**Objective:** Return the records in full, exactly as given.

(Data records)
** start **

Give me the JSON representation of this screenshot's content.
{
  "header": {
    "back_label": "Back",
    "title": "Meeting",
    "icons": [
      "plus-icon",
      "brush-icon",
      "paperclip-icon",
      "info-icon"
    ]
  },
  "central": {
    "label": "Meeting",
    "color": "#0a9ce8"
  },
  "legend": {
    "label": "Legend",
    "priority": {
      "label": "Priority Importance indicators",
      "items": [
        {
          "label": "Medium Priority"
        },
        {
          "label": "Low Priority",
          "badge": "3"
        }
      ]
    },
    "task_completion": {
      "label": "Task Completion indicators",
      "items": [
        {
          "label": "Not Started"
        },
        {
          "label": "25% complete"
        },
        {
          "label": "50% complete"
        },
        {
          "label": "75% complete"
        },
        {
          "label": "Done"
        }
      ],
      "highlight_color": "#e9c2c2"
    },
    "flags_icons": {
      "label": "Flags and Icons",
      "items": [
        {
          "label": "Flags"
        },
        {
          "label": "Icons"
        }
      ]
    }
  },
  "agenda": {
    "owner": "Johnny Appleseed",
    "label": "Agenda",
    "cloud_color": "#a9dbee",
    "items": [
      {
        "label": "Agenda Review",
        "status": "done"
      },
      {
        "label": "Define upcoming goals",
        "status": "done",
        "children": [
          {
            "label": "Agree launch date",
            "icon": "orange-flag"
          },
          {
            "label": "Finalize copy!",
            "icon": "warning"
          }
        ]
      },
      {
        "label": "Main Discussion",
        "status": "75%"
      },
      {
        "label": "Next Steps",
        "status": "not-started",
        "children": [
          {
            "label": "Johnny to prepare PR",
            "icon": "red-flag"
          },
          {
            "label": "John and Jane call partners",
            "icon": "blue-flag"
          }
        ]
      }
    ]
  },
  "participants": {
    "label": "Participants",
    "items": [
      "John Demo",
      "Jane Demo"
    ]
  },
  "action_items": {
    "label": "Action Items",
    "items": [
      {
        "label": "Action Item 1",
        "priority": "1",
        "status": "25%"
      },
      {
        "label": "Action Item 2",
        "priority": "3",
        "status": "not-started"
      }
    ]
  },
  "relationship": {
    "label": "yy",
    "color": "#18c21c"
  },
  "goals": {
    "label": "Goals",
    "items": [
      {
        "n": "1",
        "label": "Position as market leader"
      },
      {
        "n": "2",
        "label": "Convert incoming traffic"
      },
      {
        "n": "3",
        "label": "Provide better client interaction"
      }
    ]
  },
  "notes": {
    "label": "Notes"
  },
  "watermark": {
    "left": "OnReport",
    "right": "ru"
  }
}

** end **

**Worked answer:**
Give me the JSON representation of this screenshot's content.
{
  "header": {
    "back_label": "Back",
    "title": "Meeting",
    "icons": [
      "plus-icon",
      "brush-icon",
      "paperclip-icon",
      "info-icon"
    ]
  },
  "central": {
    "label": "Meeting",
    "color": "#0a9ce8"
  },
  "legend": {
    "label": "Legend",
    "priority": {
      "label": "Priority Importance indicators",
      "items": [
        {
          "label": "Medium Priority"
        },
        {
          "label": "Low Priority",
          "badge": "3"
        }
      ]
    },
    "task_completion": {
      "label": "Task Completion indicators",
      "items": [
        {
          "label": "Not Started"
        },
        {
          "label": "25% complete"
        },
        {
          "label": "50% complete"
        },
        {
          "label": "75% complete"
        },
        {
          "label": "Done"
        }
      ],
      "highlight_color": "#e9c2c2"
    },
    "flags_icons": {
      "label": "Flags and Icons",
      "items": [
        {
          "label": "Flags"
        },
        {
          "label": "Icons"
        }
      ]
    }
  },
  "agenda": {
    "owner": "Johnny Appleseed",
    "label": "Agenda",
    "cloud_color": "#a9dbee",
    "items": [
      {
        "label": "Agenda Review",
        "status": "done"
      },
      {
        "label": "Define upcoming goals",
        "status": "done",
        "children": [
          {
            "label": "Agree launch date",
            "icon": "orange-flag"
          },
          {
            "label": "Finalize copy!",
            "icon": "warning"
          }
        ]
      },
      {
        "label": "Main Discussion",
        "status": "75%"
      },
      {
        "label": "Next Steps",
        "status": "not-started",
        "children": [
          {
            "label": "Johnny to prepare PR",
            "icon": "red-flag"
          },
          {
            "label": "John and Jane call partners",
            "icon": "blue-flag"
          }
        ]
      }
    ]
  },
  "participants": {
    "label": "Participants",
    "items": [
      "John Demo",
      "Jane Demo"
    ]
  },
  "action_items": {
    "label": "Action Items",
    "items": [
      {
        "label": "Action Item 1",
        "priority": "1",
        "status": "25%"
      },
      {
        "label": "Action Item 2",
        "priority": "3",
        "status": "not-started"
      }
    ]
  },
  "relationship": {
    "label": "yy",
    "color": "#18c21c"
  },
  "goals": {
    "label": "Goals",
    "items": [
      {
        "n": "1",
        "label": "Position as market leader"
      },
      {
        "n": "2",
        "label": "Convert incoming traffic"
      },
      {
        "n": "3",
        "label": "Provide better client interaction"
      }
    ]
  },
  "notes": {
    "label": "Notes"
  },
  "watermark": {
    "left": "OnReport",
    "right": "ru"
  }
}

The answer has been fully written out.